- Hangul: 죄 많은 소녀
- RR: Joe maneun sonyeo
- MR: Choe manŭn sonyŏ
- Directed by: Kim Ui-seok
- Screenplay by: Kim Ui-seok
- Starring: Jeon Yeo-been Seo Young-hwa Go Won-hee
- Cinematography: Baek Sung-bin
- Edited by: Kim Ui-seok
- Music by: Sunwoo Jung-a
- Release dates: October 2017 (Busan); September 13, 2018 (South Korea);
- Running time: 113 minutes
- Country: South Korea
- Language: Korean

= After My Death =

After My Death is a 2017 South Korean mystery drama film written, directed and edited by Kim Ui-seok and stars Jeon Yeo-been, Seo Young-hwa and Go Won-hee.

> _YOUR TASK_
Retype the full film entry on After My Death without changing anything. Draw only on the film entry above when responding.

Items from a dataset:

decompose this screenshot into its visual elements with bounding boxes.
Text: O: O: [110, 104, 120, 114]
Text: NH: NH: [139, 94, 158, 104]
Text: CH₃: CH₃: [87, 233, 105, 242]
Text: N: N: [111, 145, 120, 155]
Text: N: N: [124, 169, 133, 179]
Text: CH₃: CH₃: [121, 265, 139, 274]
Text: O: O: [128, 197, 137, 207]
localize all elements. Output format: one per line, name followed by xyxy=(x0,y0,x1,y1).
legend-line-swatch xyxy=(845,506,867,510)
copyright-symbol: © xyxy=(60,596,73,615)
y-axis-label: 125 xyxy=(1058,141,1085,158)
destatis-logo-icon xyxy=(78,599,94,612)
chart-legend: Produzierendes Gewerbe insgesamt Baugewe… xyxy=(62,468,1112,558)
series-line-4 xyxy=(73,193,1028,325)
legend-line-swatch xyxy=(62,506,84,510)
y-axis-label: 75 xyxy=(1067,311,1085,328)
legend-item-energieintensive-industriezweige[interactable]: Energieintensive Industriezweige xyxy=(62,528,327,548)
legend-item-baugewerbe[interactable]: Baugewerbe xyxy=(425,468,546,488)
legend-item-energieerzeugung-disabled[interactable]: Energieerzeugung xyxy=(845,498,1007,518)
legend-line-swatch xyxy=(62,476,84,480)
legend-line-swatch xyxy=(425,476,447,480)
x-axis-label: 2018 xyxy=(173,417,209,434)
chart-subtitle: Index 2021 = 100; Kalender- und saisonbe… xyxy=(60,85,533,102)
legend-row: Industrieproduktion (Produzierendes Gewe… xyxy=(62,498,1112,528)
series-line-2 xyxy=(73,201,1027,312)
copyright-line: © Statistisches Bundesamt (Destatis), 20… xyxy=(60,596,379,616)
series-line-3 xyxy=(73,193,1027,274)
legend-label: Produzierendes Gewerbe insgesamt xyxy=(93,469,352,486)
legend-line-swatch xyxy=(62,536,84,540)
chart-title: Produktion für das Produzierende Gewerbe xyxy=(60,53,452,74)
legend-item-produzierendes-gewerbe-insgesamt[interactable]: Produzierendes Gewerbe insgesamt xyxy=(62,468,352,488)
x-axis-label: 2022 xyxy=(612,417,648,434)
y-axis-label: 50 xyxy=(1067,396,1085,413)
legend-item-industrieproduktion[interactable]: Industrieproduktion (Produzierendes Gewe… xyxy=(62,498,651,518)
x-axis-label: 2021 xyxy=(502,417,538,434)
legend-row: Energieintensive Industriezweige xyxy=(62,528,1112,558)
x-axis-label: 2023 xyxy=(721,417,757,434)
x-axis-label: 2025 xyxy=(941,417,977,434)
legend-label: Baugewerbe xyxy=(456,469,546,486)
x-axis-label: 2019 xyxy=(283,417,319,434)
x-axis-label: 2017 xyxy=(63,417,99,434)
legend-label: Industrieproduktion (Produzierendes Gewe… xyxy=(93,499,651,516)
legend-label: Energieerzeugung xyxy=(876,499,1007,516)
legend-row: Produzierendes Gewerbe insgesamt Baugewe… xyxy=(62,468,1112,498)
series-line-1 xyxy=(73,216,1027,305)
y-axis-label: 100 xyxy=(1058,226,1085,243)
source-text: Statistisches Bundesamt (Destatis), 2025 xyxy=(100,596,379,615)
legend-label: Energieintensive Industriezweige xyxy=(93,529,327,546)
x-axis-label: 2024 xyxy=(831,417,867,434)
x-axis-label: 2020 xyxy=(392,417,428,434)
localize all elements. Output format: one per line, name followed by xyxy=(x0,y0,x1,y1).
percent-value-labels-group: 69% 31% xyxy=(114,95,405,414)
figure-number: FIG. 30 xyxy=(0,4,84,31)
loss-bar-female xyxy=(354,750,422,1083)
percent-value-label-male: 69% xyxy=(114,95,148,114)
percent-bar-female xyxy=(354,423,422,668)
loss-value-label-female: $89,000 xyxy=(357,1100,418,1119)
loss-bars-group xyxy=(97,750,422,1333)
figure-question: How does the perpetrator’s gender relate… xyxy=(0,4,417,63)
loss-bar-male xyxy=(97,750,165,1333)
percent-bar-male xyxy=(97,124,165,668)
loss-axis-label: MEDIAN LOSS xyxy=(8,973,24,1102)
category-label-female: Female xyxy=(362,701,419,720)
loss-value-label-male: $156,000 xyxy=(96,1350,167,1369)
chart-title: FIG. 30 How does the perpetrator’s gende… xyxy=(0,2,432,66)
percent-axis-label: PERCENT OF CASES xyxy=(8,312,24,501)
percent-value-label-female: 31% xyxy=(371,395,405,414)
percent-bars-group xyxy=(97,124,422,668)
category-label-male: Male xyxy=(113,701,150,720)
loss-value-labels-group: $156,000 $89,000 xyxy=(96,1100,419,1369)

> _REPLY TO THE TASK_
- Hangul: 죄 많은 소녀
- RR: Joe maneun sonyeo
- MR: Choe manŭn sonyŏ
- Directed by: Kim Ui-seok
- Screenplay by: Kim Ui-seok
- Starring: Jeon Yeo-been Seo Young-hwa Go Won-hee
- Cinematography: Baek Sung-bin
- Edited by: Kim Ui-seok
- Music by: Sunwoo Jung-a
- Release dates: October 2017 (Busan); September 13, 2018 (South Korea);
- Running time: 113 minutes
- Country: South Korea
- Language: Korean

= After My Death =

After My Death is a 2017 South Korean mystery drama film written, directed and edited by Kim Ui-seok and stars Jeon Yeo-been, Seo Young-hwa and Go Won-hee.